What you have to do »
Repeat the data that follows, word for word, without the images.

Given records »

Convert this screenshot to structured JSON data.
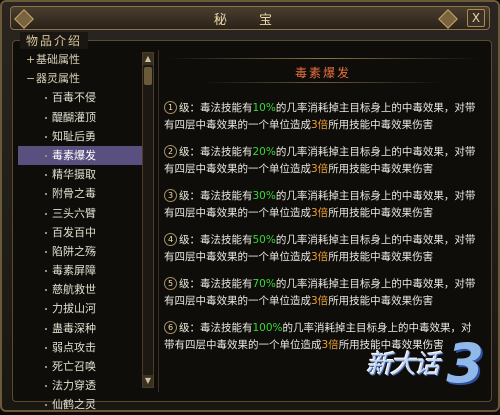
{
  "window": {
    "title": "秘 宝",
    "close_label": "X"
  },
  "section_label": "物品介绍",
  "tree": {
    "categories": [
      {
        "sign": "+",
        "label": "基础属性"
      },
      {
        "sign": "−",
        "label": "器灵属性"
      }
    ],
    "items": [
      "百毒不侵",
      "醍醐灌顶",
      "知耻后勇",
      "毒素爆发",
      "精华摄取",
      "附骨之毒",
      "三头六臂",
      "百发百中",
      "陷阱之殇",
      "毒素屏障",
      "慈航救世",
      "力拔山河",
      "蛊毒深种",
      "弱点攻击",
      "死亡召唤",
      "法力穿透",
      "仙鹤之灵"
    ],
    "selected_index": 3
  },
  "detail": {
    "header": "毒素爆发",
    "levels": [
      {
        "n": "1",
        "prefix": "级：毒法技能有",
        "pct": "10%",
        "mid": "的几率消耗掉主目标身上的中毒效果，对带有四层中毒效果的一个单位造成",
        "mult": "3倍",
        "suffix": "所用技能中毒效果伤害"
      },
      {
        "n": "2",
        "prefix": "级：毒法技能有",
        "pct": "20%",
        "mid": "的几率消耗掉主目标身上的中毒效果，对带有四层中毒效果的一个单位造成",
        "mult": "3倍",
        "suffix": "所用技能中毒效果伤害"
      },
      {
        "n": "3",
        "prefix": "级：毒法技能有",
        "pct": "30%",
        "mid": "的几率消耗掉主目标身上的中毒效果，对带有四层中毒效果的一个单位造成",
        "mult": "3倍",
        "suffix": "所用技能中毒效果伤害"
      },
      {
        "n": "4",
        "prefix": "级：毒法技能有",
        "pct": "50%",
        "mid": "的几率消耗掉主目标身上的中毒效果，对带有四层中毒效果的一个单位造成",
        "mult": "3倍",
        "suffix": "所用技能中毒效果伤害"
      },
      {
        "n": "5",
        "prefix": "级：毒法技能有",
        "pct": "70%",
        "mid": "的几率消耗掉主目标身上的中毒效果，对带有四层中毒效果的一个单位造成",
        "mult": "3倍",
        "suffix": "所用技能中毒效果伤害"
      },
      {
        "n": "6",
        "prefix": "级：毒法技能有",
        "pct": "100%",
        "mid": "的几率消耗掉主目标身上的中毒效果，对带有四层中毒效果的一个单位造成",
        "mult": "3倍",
        "suffix": "所用技能中毒效果伤害"
      }
    ]
  },
  "watermark": {
    "text": "新大话",
    "number": "3"
  },
  "colors": {
    "accent_percent": "#38d838",
    "accent_multiplier": "#f0a030",
    "header": "#e87040",
    "selected_row": "#5a5080"
  }
}
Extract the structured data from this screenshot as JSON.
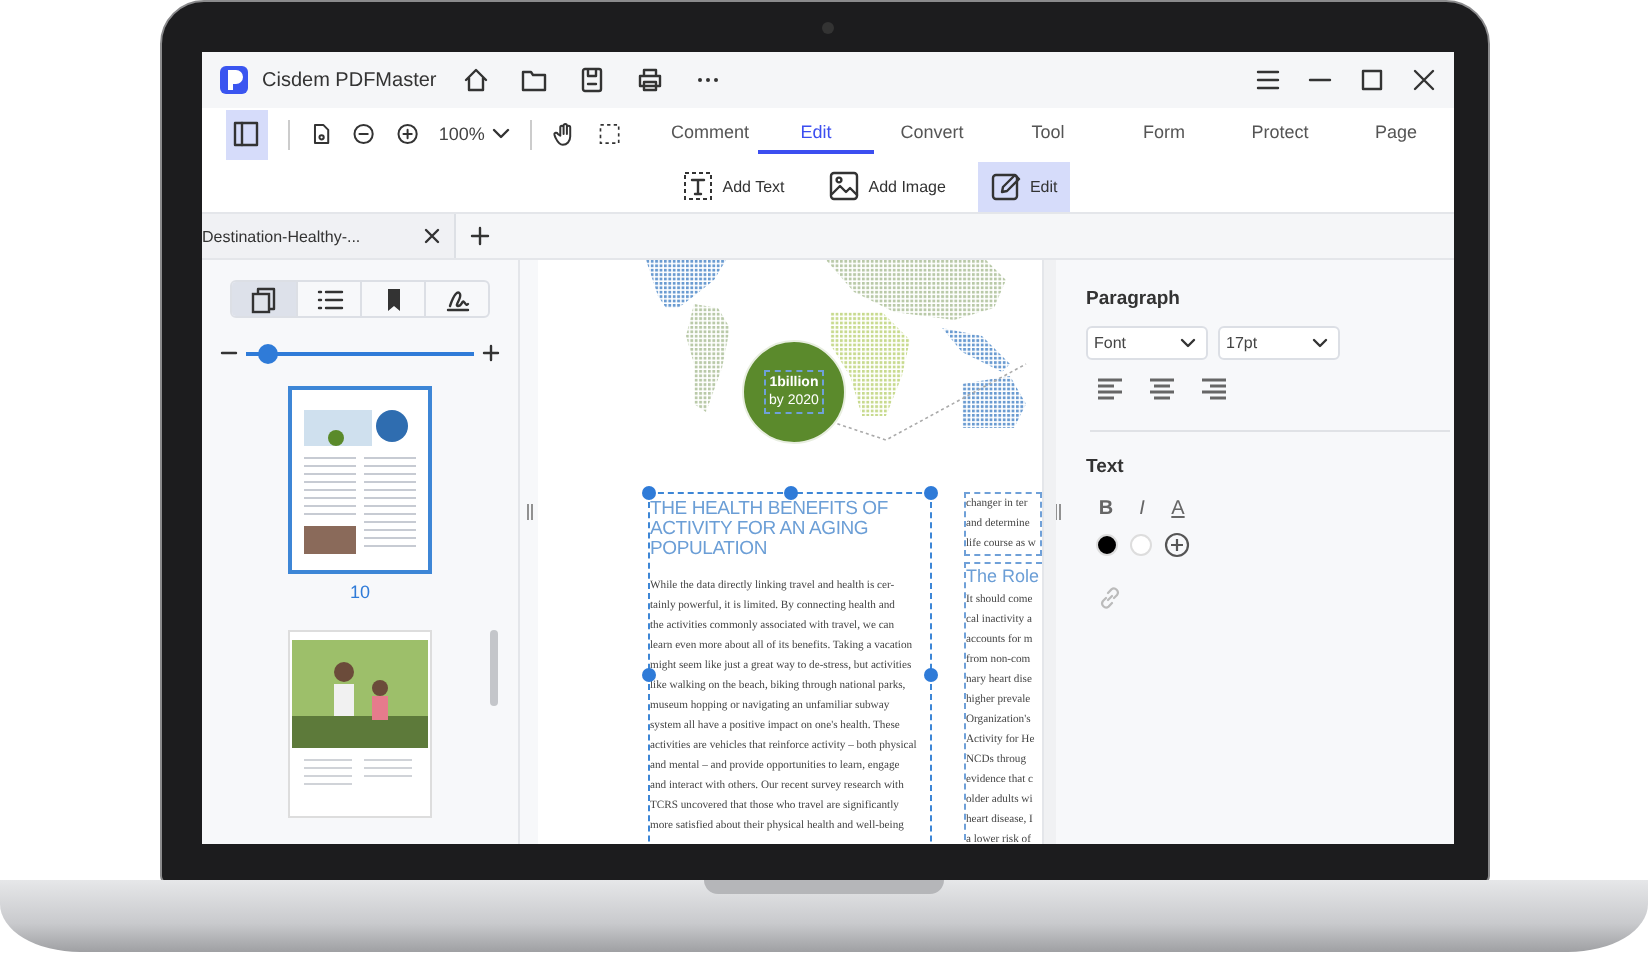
{
  "window": {
    "title": "Cisdem PDFMaster"
  },
  "toolbar": {
    "zoom": "100%",
    "sidebar_open": true
  },
  "tabs": [
    {
      "label": "Comment",
      "selected": false
    },
    {
      "label": "Edit",
      "selected": true
    },
    {
      "label": "Convert",
      "selected": false
    },
    {
      "label": "Tool",
      "selected": false
    },
    {
      "label": "Form",
      "selected": false
    },
    {
      "label": "Protect",
      "selected": false
    },
    {
      "label": "Page",
      "selected": false
    }
  ],
  "edit_tools": [
    {
      "kind": "add-text",
      "label": "Add Text",
      "selected": false
    },
    {
      "kind": "add-image",
      "label": "Add Image",
      "selected": false
    },
    {
      "kind": "edit",
      "label": "Edit",
      "selected": true
    }
  ],
  "document_tab": {
    "title": "Destination-Healthy-..."
  },
  "sidebar": {
    "views": [
      {
        "kind": "thumbnails",
        "selected": true
      },
      {
        "kind": "outline",
        "selected": false
      },
      {
        "kind": "bookmarks",
        "selected": false
      },
      {
        "kind": "signatures",
        "selected": false
      }
    ],
    "zoom": {
      "level": 0.1
    },
    "pages": [
      {
        "kind": "text-page",
        "label": "10",
        "selected": true
      },
      {
        "kind": "photo-page",
        "selected": false
      }
    ]
  },
  "document": {
    "badge": [
      "1billion",
      "by 2020"
    ],
    "heading_lines": [
      "THE HEALTH BENEFITS OF",
      "ACTIVITY FOR AN AGING",
      "POPULATION"
    ],
    "body_lines": [
      "While the data directly linking travel and health is cer-",
      "tainly powerful, it is limited.  By connecting health and",
      "the activities commonly associated with travel, we can",
      "learn even more about all of its benefits.  Taking a vacation",
      "might seem like just a great way to de-stress, but activities",
      "like walking on the beach, biking through national parks,",
      "museum hopping or navigating an unfamiliar subway",
      "system all have a positive impact on one's health.  These",
      "activities are vehicles that reinforce activity – both physical",
      "and mental – and provide opportunities to learn, engage",
      "and interact with others.  Our recent survey research with",
      "TCRS uncovered that those who travel are significantly",
      "more satisfied about their physical health and well-being"
    ],
    "side_top_lines": [
      "changer in ter",
      "and determine",
      "life course as w"
    ],
    "side_heading": "The Role",
    "side_lines": [
      "It should come",
      "cal inactivity a",
      "accounts for m",
      "from non-com",
      "nary heart dise",
      "higher prevale",
      "Organization's",
      "Activity for He",
      "NCDs throug",
      "evidence that c",
      "older adults wi",
      "heart disease, I",
      "a lower risk of"
    ]
  },
  "properties": {
    "paragraph": {
      "title": "Paragraph",
      "font": "Font",
      "size": "17pt",
      "alignments": [
        {
          "kind": "left"
        },
        {
          "kind": "center"
        },
        {
          "kind": "right"
        }
      ]
    },
    "text": {
      "title": "Text",
      "styles": [
        {
          "kind": "bold",
          "label": "B"
        },
        {
          "kind": "italic",
          "label": "I"
        },
        {
          "kind": "underline",
          "label": "A"
        }
      ],
      "colors": [
        {
          "color": "#000000"
        },
        {
          "color": "#ffffff"
        }
      ]
    }
  }
}
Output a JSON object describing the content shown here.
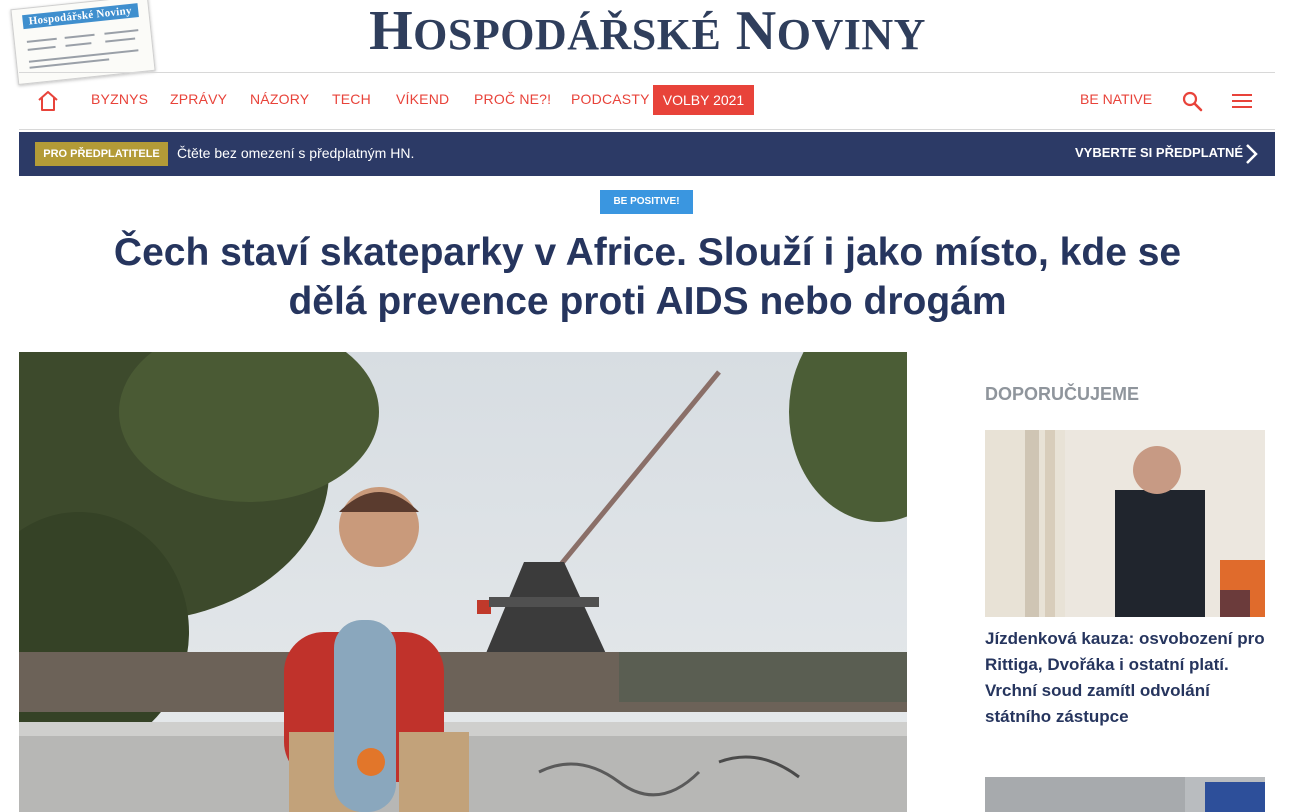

Written response »
Convert this screenshot to structured JSON data.
{
  "window": {
    "title": "秘 宝",
    "close_label": "X"
  },
  "section_label": "物品介绍",
  "tree": {
    "categories": [
      {
        "sign": "+",
        "label": "基础属性"
      },
      {
        "sign": "−",
        "label": "器灵属性"
      }
    ],
    "items": [
      "百毒不侵",
      "醍醐灌顶",
      "知耻后勇",
      "毒素爆发",
      "精华摄取",
      "附骨之毒",
      "三头六臂",
      "百发百中",
      "陷阱之殇",
      "毒素屏障",
      "慈航救世",
      "力拔山河",
      "蛊毒深种",
      "弱点攻击",
      "死亡召唤",
      "法力穿透",
      "仙鹤之灵"
    ],
    "selected_index": 3
  },
  "detail": {
    "header": "毒素爆发",
    "levels": [
      {
        "n": "1",
        "prefix": "级：毒法技能有",
        "pct": "10%",
        "mid": "的几率消耗掉主目标身上的中毒效果，对带有四层中毒效果的一个单位造成",
        "mult": "3倍",
        "suffix": "所用技能中毒效果伤害"
      },
      {
        "n": "2",
        "prefix": "级：毒法技能有",
        "pct": "20%",
        "mid": "的几率消耗掉主目标身上的中毒效果，对带有四层中毒效果的一个单位造成",
        "mult": "3倍",
        "suffix": "所用技能中毒效果伤害"
      },
      {
        "n": "3",
        "prefix": "级：毒法技能有",
        "pct": "30%",
        "mid": "的几率消耗掉主目标身上的中毒效果，对带有四层中毒效果的一个单位造成",
        "mult": "3倍",
        "suffix": "所用技能中毒效果伤害"
      },
      {
        "n": "4",
        "prefix": "级：毒法技能有",
        "pct": "50%",
        "mid": "的几率消耗掉主目标身上的中毒效果，对带有四层中毒效果的一个单位造成",
        "mult": "3倍",
        "suffix": "所用技能中毒效果伤害"
      },
      {
        "n": "5",
        "prefix": "级：毒法技能有",
        "pct": "70%",
        "mid": "的几率消耗掉主目标身上的中毒效果，对带有四层中毒效果的一个单位造成",
        "mult": "3倍",
        "suffix": "所用技能中毒效果伤害"
      },
      {
        "n": "6",
        "prefix": "级：毒法技能有",
        "pct": "100%",
        "mid": "的几率消耗掉主目标身上的中毒效果，对带有四层中毒效果的一个单位造成",
        "mult": "3倍",
        "suffix": "所用技能中毒效果伤害"
      }
    ]
  },
  "watermark": {
    "text": "新大话",
    "number": "3"
  },
  "colors": {
    "accent_percent": "#38d838",
    "accent_multiplier": "#f0a030",
    "header": "#e87040",
    "selected_row": "#5a5080"
  }
}
Extract the structured data from this screenshot as JSON.
{
  "window": {
    "title": "Cisdem PDFMaster"
  },
  "toolbar": {
    "zoom": "100%",
    "sidebar_open": true
  },
  "tabs": [
    {
      "label": "Comment",
      "selected": false
    },
    {
      "label": "Edit",
      "selected": true
    },
    {
      "label": "Convert",
      "selected": false
    },
    {
      "label": "Tool",
      "selected": false
    },
    {
      "label": "Form",
      "selected": false
    },
    {
      "label": "Protect",
      "selected": false
    },
    {
      "label": "Page",
      "selected": false
    }
  ],
  "edit_tools": [
    {
      "kind": "add-text",
      "label": "Add Text",
      "selected": false
    },
    {
      "kind": "add-image",
      "label": "Add Image",
      "selected": false
    },
    {
      "kind": "edit",
      "label": "Edit",
      "selected": true
    }
  ],
  "document_tab": {
    "title": "Destination-Healthy-..."
  },
  "sidebar": {
    "views": [
      {
        "kind": "thumbnails",
        "selected": true
      },
      {
        "kind": "outline",
        "selected": false
      },
      {
        "kind": "bookmarks",
        "selected": false
      },
      {
        "kind": "signatures",
        "selected": false
      }
    ],
    "zoom": {
      "level": 0.1
    },
    "pages": [
      {
        "kind": "text-page",
        "label": "10",
        "selected": true
      },
      {
        "kind": "photo-page",
        "selected": false
      }
    ]
  },
  "document": {
    "badge": [
      "1billion",
      "by 2020"
    ],
    "heading_lines": [
      "THE HEALTH BENEFITS OF",
      "ACTIVITY FOR AN AGING",
      "POPULATION"
    ],
    "body_lines": [
      "While the data directly linking travel and health is cer-",
      "tainly powerful, it is limited.  By connecting health and",
      "the activities commonly associated with travel, we can",
      "learn even more about all of its benefits.  Taking a vacation",
      "might seem like just a great way to de-stress, but activities",
      "like walking on the beach, biking through national parks,",
      "museum hopping or navigating an unfamiliar subway",
      "system all have a positive impact on one's health.  These",
      "activities are vehicles that reinforce activity – both physical",
      "and mental – and provide opportunities to learn, engage",
      "and interact with others.  Our recent survey research with",
      "TCRS uncovered that those who travel are significantly",
      "more satisfied about their physical health and well-being"
    ],
    "side_top_lines": [
      "changer in ter",
      "and determine",
      "life course as w"
    ],
    "side_heading": "The Role",
    "side_lines": [
      "It should come",
      "cal inactivity a",
      "accounts for m",
      "from non-com",
      "nary heart dise",
      "higher prevale",
      "Organization's",
      "Activity for He",
      "NCDs throug",
      "evidence that c",
      "older adults wi",
      "heart disease, I",
      "a lower risk of"
    ]
  },
  "properties": {
    "paragraph": {
      "title": "Paragraph",
      "font": "Font",
      "size": "17pt",
      "alignments": [
        {
          "kind": "left"
        },
        {
          "kind": "center"
        },
        {
          "kind": "right"
        }
      ]
    },
    "text": {
      "title": "Text",
      "styles": [
        {
          "kind": "bold",
          "label": "B"
        },
        {
          "kind": "italic",
          "label": "I"
        },
        {
          "kind": "underline",
          "label": "A"
        }
      ],
      "colors": [
        {
          "color": "#000000"
        },
        {
          "color": "#ffffff"
        }
      ]
    }
  }
}
Output a JSON object describing the content shown here.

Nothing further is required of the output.